** begin EXCERPT **

Datastage Interview Preparation:
DataStage is a very popular ETL tool which was available in the current market.
In this article, I am sharing a set of very useful question-answers intended for IBM Datastage interviews. Going through below Datastage Interview Questions can make it easy for you to crack the interview.
Most Common Datastage interview Questions and Answers
We have covered detailed answers to the Datastage interview Questions which will be helpful to freshers and experienced professionals.
Recommended read => ETL testing interview questions
Q #1) What is Datastage?
It is available in following 3 different editions
- Server Edition
- Enterprise Edition
- MVS Edition
Q #2) Highlight the main features of Datastage?
The main features of Datastage are highlighted below
- It is the data integration component of IBM Infosphere information server.
- It is a GUI based tool.We just need to drag and drop the Datastage objects and we can convert it to Datastage code.
- It is used to perform the ETL operations (Extract, transform, load)
- It provides connectivity to multiple sources & multiple targets at the same time
- Provides partitioning and parallel processing techniques which enable the Datastage jobs to process a huge volume of data quite faster.
- It has enterprise-level connectivity.
Q #3) What are the primary usages of Datastage tool?
Datastage is an ETL tool which is primarily used for extracting data from source systems, transforming that data and finally loading it to target systems.
Q #4) What are the main differences you have observed between 7.x and 8.x version of DataStage?
Here are the main differences between both the versions
|7.x version was platform dependent||This version is platform independent|
|It has 2-tier architecture where datastage is built on top of Unix server||It has 3-tier architecture where we have UNIX server database at the bottom then XMETA database which acts as a repositorty and then we have datastage on top.|
|There is no concept of parameter set||We have parameter sets which can be used anywhere in the project.|
|We had designer and manager as two separate clients||In this version, the manager client was merged into designer client|
|We had to manually search for the jobs in this version||Here we have quick find option in the repository where we can search easily for the jobs.|
Q #5) Can you highlight the main features of IBM Infosphere information server?

** end EXCERPT **

STATED PROBLEM 1:
For the DataStage interview text, decide whether each statement agrees with it: (a) DataStage comes in three editions; (b) in version 7.x, designer and manager were a single client; (c) version 8.x has a 3-tier architecture. Answer yes or no for each and quote the words that decide it.
STATED PROBLEM 2:
In the records, reproduce the stretch from the line containing "- material-row-iron-bar: 鉄の延べ棒" through the line containing "- iron-bar-icon: [1011, 527, 1045, 561]", both included.

** begin DATA IN THIS EXERCISE **

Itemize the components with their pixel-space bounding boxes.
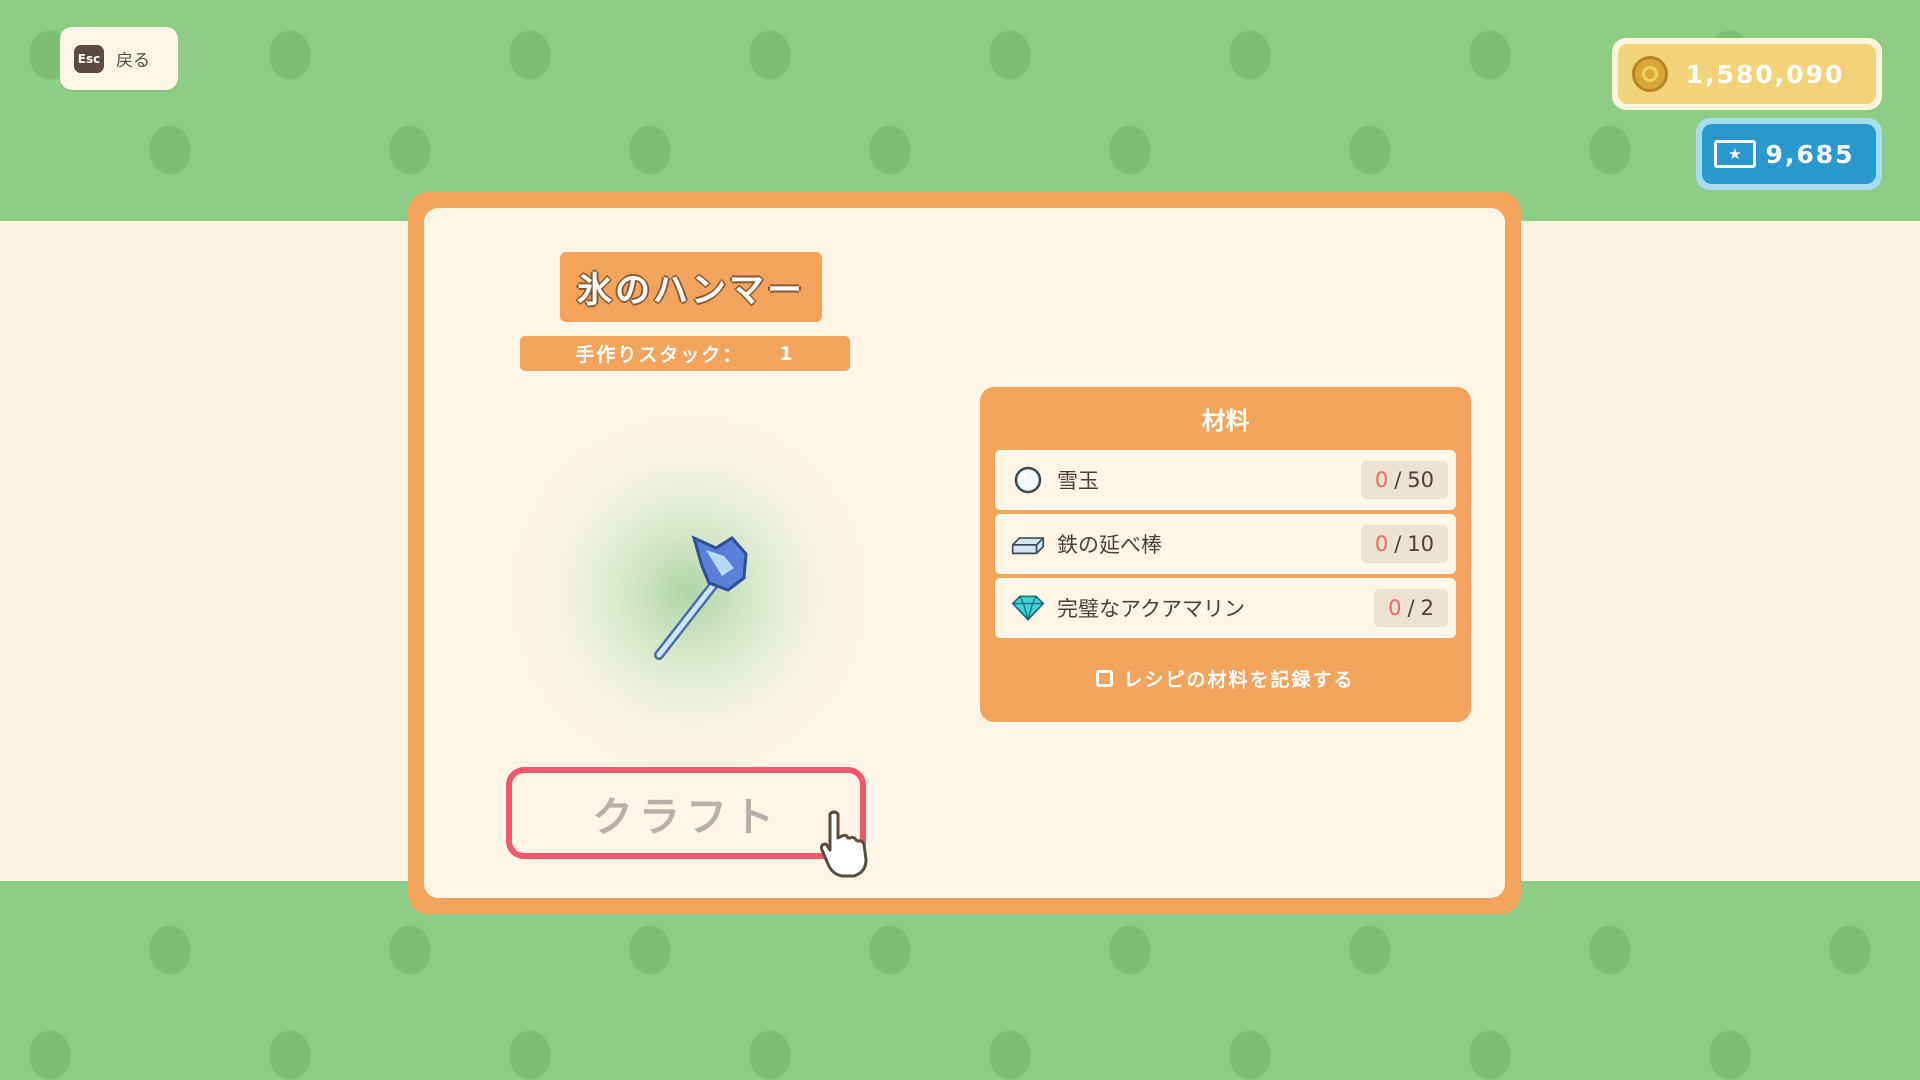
- material-row-iron-bar: 鉄の延べ棒 0 / 10: [995, 514, 1456, 574]
- ticket-icon: ★: [1714, 140, 1756, 168]
- snowball-icon: [1011, 463, 1045, 497]
- material-have: 0: [1388, 596, 1402, 620]
- material-count: 0 / 10: [1360, 525, 1448, 563]
- item-preview: [489, 393, 889, 793]
- materials-title: 材料: [1201, 407, 1250, 435]
- coin-balance: 1,580,090: [1612, 38, 1882, 110]
- material-need: 2: [1420, 596, 1434, 620]
- material-name: 鉄の延べ棒: [1057, 533, 1162, 557]
- material-need: 50: [1407, 468, 1434, 492]
- material-row-snowball: 雪玉 0 / 50: [995, 450, 1456, 510]
- back-label: 戻る: [116, 51, 150, 71]
- glow-effect: [489, 393, 889, 793]
- gold-coin-icon: [1632, 56, 1668, 92]
- material-row-aquamarine: 完璧なアクアマリン 0 / 2: [995, 578, 1456, 638]
- esc-key-icon: Esc: [74, 44, 104, 73]
- record-recipe-label: レシピの材料を記録する: [1123, 669, 1355, 691]
- material-sep: /: [1394, 532, 1402, 556]
- aquamarine-gem-icon: [1011, 591, 1045, 625]
- iron-bar-icon: [1011, 527, 1045, 561]
- crafting-dialog: 氷のハンマー 手作りスタック： 1 クラフト 材料 雪玉 0 / 50 鉄の延べ…: [408, 192, 1521, 914]
- material-name: 完璧なアクアマリン: [1057, 597, 1245, 621]
- material-have: 0: [1374, 532, 1389, 556]
- ticket-amount: 9,685: [1765, 139, 1855, 169]
- material-need: 10: [1407, 532, 1434, 556]
- materials-panel: 材料 雪玉 0 / 50 鉄の延べ棒 0 / 10 完璧なアクアマリン 0 / …: [980, 387, 1471, 722]
- item-title: 氷のハンマー: [560, 252, 822, 322]
- craft-button[interactable]: クラフト: [506, 767, 866, 859]
- record-recipe-toggle[interactable]: レシピの材料を記録する: [980, 665, 1471, 692]
- material-have: 0: [1374, 468, 1389, 492]
- material-sep: /: [1407, 596, 1415, 620]
- material-sep: /: [1394, 468, 1402, 492]
- material-count: 0 / 50: [1360, 461, 1448, 499]
- coin-amount: 1,580,090: [1685, 59, 1845, 89]
- pointer-hand-icon: [820, 810, 868, 878]
- ticket-balance: ★ 9,685: [1696, 118, 1882, 190]
- material-name: 雪玉: [1057, 469, 1099, 493]
- material-count: 0 / 2: [1374, 589, 1448, 627]
- checkbox[interactable]: [1096, 670, 1114, 687]
- back-button[interactable]: Esc 戻る: [60, 27, 178, 90]
- stack-value: 1: [779, 342, 795, 365]
- craft-stack-bar: 手作りスタック： 1: [520, 336, 850, 371]
- stack-label: 手作りスタック：: [575, 344, 744, 366]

** end DATA IN THIS EXERCISE **

EXERCISE OUTPUT 1:
(a) Yes: "It is available in following 3 different editions"
(b) No: "We had designer and manager as two separate clients"
(c) Yes: "It has 3-tier architecture"

EXERCISE OUTPUT 2:
- material-row-iron-bar: 鉄の延べ棒 0 / 10: [995, 514, 1456, 574]
- ticket-icon: ★: [1714, 140, 1756, 168]
- snowball-icon: [1011, 463, 1045, 497]
- material-have: 0: [1388, 596, 1402, 620]
- material-count: 0 / 10: [1360, 525, 1448, 563]
- item-preview: [489, 393, 889, 793]
- materials-title: 材料: [1201, 407, 1250, 435]
- coin-balance: 1,580,090: [1612, 38, 1882, 110]
- material-need: 2: [1420, 596, 1434, 620]
- material-name: 鉄の延べ棒: [1057, 533, 1162, 557]
- material-need: 50: [1407, 468, 1434, 492]
- material-row-snowball: 雪玉 0 / 50: [995, 450, 1456, 510]
- back-label: 戻る: [116, 51, 150, 71]
- glow-effect: [489, 393, 889, 793]
- gold-coin-icon: [1632, 56, 1668, 92]
- material-row-aquamarine: 完璧なアクアマリン 0 / 2: [995, 578, 1456, 638]
- esc-key-icon: Esc: [74, 44, 104, 73]
- record-recipe-label: レシピの材料を記録する: [1123, 669, 1355, 691]
- material-sep: /: [1394, 532, 1402, 556]
- aquamarine-gem-icon: [1011, 591, 1045, 625]
- iron-bar-icon: [1011, 527, 1045, 561]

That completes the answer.